◆ **Consignes**
• 1. D'après l'entretien avec Nadine Morano, quelle proportion des sympathisants UMP est favorable à des alliances avec le Front national ?
• 2. Citez le passage de l'entretien avec Nadine Morano qui commence par « M. Biraben : Et » et se termine par « faut se dire. ».
-------- Texte source --------
Interview de Mme Nadine Morano, ministre de l'apprentissage et de la formation professionnelle, à Canal Plus le 14 janvier 2011, sur le congrès du Front National et le développement de l'apprentissage.

Prononcé le

Intervenant(s) : 

Média : Canal Plus

Texte intégral


 
 
 
M. Biraben et C. Roux.- M. Biraben : N. Morano est sur notre plateau. Ministre chargée de l'Apprentissage et de la Formation professionnelle. Son portefeuille est l'un des principaux leviers sur lequel le Gouvernement entend jouer pour faire baisser le chômage. Ce sera un des sujets clés de la présidentielle, peut-être un moyen de contenir le score du Front national. M. le Pen sera ce week-end, sauf surprise, élue présidente du Front. Bonjour N. Morano.
 
Bonjour.
 
M. Biraben : Soyez la bienvenue.
 
Merci.
 
M. Biraben : Et bonne année à vous.
 
Merci.
 
C. Roux : Nous sommes, effectivement, la veille du congrès du Front national. La question qui se pose ce matin c'est est-ce que M. Le Pen vous fait plus peur que J.-M. Le Pen ?
 
Mais qu'est-ce qui va se passer ce week-end ? C'est que, en fait, le Front national va rester le Front national, que le Front national va juste simplement changer de prénom, c'est tout. Donc, évidemment, ce sera du Le Pen habituel, ce ne sera pas du Le Pen light, c'est ça qu'il faut se dire.
 
C. Roux : Sur le fond, ça ne change rien ?
 
Sur le fond, ça ne change rien, c'est les mêmes ingrédients, c'est-à-dire très peu d'idées politiques, mais surtout l'ingrédient de la peur distillée, aucun projet économique, et c'est ce qui est important aussi, parce que lorsque on propose le repli sur soi, la protection, l'ultra protection. Lorsqu'on a comme unique ligne de conduite politique la lutte contre l'immigration, ça fait un peu court pour avoir un projet politique pour la France.
 
C. Roux : Pourtant, ce sont des idées qui séduisent, y compris dans votre famille politique, j'allais dire surtout dans votre famille politique : 43 % des sympathisants UMP sont favorables à des alliances avec le Front national - c'est un sondage TNS - Sofres - « La matinale » Canal + -Le Monde-France Inter qu'on a présenté longuement cette semaine. Comment est-ce que vous réagissez à ces chiffres-là ?
-------- Données fournies --------
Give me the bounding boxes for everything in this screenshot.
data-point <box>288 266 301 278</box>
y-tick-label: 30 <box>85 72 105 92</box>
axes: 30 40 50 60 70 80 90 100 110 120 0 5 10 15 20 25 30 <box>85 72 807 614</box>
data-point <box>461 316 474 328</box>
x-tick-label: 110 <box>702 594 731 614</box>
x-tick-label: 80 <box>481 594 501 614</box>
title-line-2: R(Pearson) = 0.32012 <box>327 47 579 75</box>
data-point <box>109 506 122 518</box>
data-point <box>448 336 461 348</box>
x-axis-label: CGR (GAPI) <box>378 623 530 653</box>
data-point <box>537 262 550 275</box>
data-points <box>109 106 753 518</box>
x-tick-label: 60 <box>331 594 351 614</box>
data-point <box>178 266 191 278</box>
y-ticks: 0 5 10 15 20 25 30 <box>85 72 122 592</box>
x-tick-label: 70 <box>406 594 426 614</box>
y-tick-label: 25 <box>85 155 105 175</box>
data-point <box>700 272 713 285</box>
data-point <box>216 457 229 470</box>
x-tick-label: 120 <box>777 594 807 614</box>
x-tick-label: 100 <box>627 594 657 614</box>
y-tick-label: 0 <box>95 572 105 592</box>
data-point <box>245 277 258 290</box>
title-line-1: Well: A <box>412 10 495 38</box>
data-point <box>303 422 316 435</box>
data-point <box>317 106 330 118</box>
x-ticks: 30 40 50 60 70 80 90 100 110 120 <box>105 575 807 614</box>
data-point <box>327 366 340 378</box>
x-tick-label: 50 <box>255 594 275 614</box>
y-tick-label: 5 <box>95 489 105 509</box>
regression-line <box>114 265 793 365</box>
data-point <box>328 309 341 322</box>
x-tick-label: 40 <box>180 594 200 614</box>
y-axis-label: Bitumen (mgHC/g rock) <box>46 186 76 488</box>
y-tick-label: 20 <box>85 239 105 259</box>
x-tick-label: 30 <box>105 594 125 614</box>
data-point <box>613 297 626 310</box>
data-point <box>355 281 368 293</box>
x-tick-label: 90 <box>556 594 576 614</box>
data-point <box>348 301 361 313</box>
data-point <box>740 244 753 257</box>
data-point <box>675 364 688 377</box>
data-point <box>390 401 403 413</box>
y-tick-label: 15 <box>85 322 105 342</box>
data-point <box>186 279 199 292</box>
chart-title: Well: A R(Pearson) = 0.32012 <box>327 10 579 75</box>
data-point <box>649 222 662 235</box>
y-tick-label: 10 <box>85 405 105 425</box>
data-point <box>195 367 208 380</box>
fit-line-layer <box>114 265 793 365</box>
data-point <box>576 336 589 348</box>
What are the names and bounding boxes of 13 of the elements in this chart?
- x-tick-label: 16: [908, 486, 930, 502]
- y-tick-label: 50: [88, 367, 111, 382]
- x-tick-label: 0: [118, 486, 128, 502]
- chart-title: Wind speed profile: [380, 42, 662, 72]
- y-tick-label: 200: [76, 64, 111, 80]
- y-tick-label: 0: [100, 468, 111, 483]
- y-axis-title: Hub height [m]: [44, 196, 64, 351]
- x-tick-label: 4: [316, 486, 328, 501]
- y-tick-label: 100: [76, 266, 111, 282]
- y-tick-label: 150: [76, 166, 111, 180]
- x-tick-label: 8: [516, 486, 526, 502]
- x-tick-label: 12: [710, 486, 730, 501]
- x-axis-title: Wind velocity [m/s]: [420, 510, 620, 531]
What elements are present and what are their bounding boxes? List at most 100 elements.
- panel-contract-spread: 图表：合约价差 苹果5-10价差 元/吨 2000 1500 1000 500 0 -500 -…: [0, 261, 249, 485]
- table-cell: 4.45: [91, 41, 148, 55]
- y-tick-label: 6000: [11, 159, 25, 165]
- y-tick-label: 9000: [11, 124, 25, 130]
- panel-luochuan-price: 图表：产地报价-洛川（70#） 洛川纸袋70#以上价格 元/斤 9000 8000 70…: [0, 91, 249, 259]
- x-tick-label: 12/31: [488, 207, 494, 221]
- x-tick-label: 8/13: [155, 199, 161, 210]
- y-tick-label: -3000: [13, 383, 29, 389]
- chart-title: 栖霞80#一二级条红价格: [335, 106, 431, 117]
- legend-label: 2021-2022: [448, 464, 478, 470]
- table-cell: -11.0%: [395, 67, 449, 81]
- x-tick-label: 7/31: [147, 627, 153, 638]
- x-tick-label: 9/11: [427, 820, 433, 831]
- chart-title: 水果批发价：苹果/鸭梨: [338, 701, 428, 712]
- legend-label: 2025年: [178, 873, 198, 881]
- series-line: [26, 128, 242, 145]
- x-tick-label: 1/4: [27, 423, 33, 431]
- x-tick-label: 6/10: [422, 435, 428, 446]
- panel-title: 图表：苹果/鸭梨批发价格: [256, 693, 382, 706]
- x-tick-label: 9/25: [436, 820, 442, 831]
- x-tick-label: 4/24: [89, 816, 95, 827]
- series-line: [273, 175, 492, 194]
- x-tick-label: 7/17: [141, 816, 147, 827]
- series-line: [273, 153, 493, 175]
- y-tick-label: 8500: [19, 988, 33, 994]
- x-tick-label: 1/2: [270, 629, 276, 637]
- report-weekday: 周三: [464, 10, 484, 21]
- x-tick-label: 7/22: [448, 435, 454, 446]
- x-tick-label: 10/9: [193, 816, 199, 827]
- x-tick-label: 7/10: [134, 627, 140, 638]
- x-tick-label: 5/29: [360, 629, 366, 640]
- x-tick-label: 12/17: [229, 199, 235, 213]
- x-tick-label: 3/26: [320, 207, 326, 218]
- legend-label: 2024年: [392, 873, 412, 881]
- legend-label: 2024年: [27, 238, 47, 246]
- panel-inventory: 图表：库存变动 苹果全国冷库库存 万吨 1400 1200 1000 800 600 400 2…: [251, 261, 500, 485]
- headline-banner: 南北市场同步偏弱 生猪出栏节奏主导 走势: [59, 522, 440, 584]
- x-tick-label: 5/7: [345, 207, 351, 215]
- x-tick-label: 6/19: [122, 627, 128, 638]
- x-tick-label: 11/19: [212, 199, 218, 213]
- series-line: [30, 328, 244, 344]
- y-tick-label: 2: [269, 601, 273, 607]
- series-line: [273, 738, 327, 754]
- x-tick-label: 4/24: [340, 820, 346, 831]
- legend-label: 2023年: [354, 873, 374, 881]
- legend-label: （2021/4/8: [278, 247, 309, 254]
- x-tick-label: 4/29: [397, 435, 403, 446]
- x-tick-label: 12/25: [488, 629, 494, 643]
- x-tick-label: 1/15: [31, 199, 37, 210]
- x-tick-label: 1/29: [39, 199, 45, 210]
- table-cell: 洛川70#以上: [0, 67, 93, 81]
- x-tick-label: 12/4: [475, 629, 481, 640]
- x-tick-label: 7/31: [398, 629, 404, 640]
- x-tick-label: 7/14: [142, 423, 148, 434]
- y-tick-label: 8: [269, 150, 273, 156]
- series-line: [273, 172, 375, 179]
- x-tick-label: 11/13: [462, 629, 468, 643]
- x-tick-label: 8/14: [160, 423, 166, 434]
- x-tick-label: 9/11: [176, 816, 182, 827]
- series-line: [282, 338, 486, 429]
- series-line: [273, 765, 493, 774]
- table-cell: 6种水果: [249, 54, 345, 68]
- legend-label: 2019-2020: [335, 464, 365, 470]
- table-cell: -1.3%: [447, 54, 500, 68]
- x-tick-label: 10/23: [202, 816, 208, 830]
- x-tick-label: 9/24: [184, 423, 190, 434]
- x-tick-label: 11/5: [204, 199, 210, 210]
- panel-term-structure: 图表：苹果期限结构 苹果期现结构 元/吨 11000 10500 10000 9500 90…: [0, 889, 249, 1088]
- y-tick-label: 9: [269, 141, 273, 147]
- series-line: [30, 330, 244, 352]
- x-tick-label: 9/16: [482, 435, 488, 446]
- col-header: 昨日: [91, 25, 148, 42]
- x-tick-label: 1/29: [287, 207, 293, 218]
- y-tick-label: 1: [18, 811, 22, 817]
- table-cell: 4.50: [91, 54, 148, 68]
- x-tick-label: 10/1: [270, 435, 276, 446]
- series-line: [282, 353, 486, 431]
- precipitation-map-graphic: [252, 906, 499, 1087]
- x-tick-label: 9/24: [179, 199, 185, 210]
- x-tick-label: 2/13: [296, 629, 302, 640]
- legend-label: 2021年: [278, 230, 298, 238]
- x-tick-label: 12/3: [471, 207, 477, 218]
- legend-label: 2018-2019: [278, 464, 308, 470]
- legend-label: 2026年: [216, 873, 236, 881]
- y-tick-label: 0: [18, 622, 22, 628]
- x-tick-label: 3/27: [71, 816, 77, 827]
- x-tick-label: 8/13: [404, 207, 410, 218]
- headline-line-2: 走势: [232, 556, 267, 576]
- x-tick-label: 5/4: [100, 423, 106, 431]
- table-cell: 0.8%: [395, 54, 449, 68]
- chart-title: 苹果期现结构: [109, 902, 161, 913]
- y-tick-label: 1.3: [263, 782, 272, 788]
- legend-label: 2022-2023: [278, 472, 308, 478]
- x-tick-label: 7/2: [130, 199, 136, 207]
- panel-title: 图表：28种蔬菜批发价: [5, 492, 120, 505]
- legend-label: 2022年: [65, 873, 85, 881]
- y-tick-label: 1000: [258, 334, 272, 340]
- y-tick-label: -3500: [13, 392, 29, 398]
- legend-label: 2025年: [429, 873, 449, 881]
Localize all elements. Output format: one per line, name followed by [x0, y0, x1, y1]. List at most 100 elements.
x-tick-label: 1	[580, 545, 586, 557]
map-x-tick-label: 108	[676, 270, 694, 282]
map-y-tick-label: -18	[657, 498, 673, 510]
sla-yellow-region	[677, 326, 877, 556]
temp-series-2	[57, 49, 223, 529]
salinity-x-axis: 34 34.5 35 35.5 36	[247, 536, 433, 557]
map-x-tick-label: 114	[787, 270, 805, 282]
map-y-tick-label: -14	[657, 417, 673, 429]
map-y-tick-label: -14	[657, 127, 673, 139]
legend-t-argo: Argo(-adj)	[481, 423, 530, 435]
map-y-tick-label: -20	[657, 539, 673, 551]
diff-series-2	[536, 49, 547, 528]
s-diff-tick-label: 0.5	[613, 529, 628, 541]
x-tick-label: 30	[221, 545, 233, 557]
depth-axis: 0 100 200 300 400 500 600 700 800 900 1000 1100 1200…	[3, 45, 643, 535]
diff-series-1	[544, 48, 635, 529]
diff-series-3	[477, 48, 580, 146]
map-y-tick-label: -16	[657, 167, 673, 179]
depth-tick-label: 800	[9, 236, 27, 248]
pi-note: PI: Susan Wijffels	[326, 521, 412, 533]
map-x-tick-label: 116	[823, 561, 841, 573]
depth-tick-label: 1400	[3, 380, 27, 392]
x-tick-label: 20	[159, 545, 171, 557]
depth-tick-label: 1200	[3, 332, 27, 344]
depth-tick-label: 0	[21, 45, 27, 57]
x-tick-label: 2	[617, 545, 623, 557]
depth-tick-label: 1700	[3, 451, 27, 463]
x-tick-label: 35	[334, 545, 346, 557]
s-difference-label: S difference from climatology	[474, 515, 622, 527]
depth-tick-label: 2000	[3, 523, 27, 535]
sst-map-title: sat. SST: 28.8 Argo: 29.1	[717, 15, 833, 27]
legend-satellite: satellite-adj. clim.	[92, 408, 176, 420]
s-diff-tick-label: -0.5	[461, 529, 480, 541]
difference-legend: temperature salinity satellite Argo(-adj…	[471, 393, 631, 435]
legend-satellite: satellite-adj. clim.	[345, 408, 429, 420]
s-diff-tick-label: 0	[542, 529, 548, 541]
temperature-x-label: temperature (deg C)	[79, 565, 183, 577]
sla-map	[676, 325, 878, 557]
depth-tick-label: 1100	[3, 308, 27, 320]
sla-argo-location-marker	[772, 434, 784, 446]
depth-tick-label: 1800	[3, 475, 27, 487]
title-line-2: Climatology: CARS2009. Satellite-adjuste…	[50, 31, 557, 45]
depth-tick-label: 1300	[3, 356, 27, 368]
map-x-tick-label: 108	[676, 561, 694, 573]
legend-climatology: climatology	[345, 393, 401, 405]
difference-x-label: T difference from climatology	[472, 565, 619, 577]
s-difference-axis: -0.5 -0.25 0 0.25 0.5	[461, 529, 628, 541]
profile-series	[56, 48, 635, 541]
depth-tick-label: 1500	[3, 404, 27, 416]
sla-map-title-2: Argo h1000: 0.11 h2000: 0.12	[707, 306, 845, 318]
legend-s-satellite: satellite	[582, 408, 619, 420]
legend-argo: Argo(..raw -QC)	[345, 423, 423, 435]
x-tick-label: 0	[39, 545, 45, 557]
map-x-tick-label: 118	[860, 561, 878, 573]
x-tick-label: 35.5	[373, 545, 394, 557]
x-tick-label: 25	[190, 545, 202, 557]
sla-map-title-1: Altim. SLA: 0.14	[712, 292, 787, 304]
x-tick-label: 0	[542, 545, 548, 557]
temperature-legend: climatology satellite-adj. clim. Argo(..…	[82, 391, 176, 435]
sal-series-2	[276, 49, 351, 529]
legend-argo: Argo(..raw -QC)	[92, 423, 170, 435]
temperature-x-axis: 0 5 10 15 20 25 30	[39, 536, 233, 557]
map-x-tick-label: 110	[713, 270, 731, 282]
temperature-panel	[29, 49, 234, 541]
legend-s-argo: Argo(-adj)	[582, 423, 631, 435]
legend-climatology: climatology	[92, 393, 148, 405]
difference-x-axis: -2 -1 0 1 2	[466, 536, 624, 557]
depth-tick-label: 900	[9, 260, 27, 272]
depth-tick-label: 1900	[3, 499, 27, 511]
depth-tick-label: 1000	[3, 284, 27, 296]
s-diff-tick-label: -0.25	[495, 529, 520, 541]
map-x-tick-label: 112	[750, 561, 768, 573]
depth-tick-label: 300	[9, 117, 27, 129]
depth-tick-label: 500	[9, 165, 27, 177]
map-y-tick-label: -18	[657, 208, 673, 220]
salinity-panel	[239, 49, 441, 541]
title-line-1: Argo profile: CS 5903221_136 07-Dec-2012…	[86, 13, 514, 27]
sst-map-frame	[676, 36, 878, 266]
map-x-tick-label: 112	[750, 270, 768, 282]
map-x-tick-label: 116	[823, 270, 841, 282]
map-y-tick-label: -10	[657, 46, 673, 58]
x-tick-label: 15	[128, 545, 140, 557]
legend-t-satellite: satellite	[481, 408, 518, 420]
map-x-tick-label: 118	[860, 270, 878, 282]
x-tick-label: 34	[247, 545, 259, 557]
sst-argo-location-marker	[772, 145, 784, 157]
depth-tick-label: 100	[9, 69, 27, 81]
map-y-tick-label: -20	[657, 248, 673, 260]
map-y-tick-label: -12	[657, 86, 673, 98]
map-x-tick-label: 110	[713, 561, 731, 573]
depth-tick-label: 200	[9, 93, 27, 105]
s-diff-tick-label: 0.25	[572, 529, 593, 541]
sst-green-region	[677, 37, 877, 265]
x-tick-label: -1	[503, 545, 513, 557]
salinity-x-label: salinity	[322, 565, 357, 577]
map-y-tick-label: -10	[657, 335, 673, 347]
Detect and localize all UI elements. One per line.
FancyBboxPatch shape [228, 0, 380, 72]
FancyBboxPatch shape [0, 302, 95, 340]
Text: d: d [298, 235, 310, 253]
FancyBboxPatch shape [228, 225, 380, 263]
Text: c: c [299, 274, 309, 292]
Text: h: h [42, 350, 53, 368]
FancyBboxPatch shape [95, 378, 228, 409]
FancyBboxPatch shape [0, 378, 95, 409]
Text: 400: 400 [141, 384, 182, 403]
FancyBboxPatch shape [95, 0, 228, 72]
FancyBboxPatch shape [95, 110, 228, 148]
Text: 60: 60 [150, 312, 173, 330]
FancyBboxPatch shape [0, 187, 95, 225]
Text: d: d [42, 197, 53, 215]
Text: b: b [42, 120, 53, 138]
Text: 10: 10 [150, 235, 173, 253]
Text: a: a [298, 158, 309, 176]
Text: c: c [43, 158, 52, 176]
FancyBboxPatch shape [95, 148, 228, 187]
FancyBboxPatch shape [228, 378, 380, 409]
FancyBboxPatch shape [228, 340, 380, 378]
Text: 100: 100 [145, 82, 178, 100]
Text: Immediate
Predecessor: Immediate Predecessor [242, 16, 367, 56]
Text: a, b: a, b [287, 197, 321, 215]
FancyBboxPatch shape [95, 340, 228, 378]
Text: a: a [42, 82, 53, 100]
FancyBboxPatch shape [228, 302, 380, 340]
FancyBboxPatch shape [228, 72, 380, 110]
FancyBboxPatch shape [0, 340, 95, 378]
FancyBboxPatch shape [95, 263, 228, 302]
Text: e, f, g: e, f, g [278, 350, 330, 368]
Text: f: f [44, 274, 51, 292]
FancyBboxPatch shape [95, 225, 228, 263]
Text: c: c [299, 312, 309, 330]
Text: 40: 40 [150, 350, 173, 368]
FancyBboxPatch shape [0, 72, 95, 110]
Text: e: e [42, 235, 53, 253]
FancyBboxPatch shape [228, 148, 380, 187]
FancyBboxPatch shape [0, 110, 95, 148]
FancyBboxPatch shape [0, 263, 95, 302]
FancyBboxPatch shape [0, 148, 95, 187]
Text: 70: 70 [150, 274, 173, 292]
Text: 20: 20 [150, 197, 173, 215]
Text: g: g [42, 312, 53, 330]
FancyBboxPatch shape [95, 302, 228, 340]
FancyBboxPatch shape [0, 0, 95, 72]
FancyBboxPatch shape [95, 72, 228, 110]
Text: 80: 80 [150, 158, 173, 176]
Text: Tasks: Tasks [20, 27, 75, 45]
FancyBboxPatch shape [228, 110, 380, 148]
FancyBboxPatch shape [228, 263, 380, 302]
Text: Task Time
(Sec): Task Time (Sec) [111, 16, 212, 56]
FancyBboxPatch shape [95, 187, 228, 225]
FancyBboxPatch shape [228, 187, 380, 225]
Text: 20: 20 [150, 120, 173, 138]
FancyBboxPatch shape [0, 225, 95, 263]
--------
◆ **Corrigé détaillé**
• 1. 43 % des sympathisants UMP y sont favorables.

• 2.
M. Biraben : Et bonne année à vous.
 
Merci.
 
C. Roux : Nous sommes, effectivement, la veille du congrès du Front national. La question qui se pose ce matin c'est est-ce que M. Le Pen vous fait plus peur que J.-M. Le Pen ?
 
Mais qu'est-ce qui va se passer ce week-end ? C'est que, en fait, le Front national va rester le Front national, que le Front national va juste simplement changer de prénom, c'est tout. Donc, évidemment, ce sera du Le Pen habituel, ce ne sera pas du Le Pen light, c'est ça qu'il faut se dire.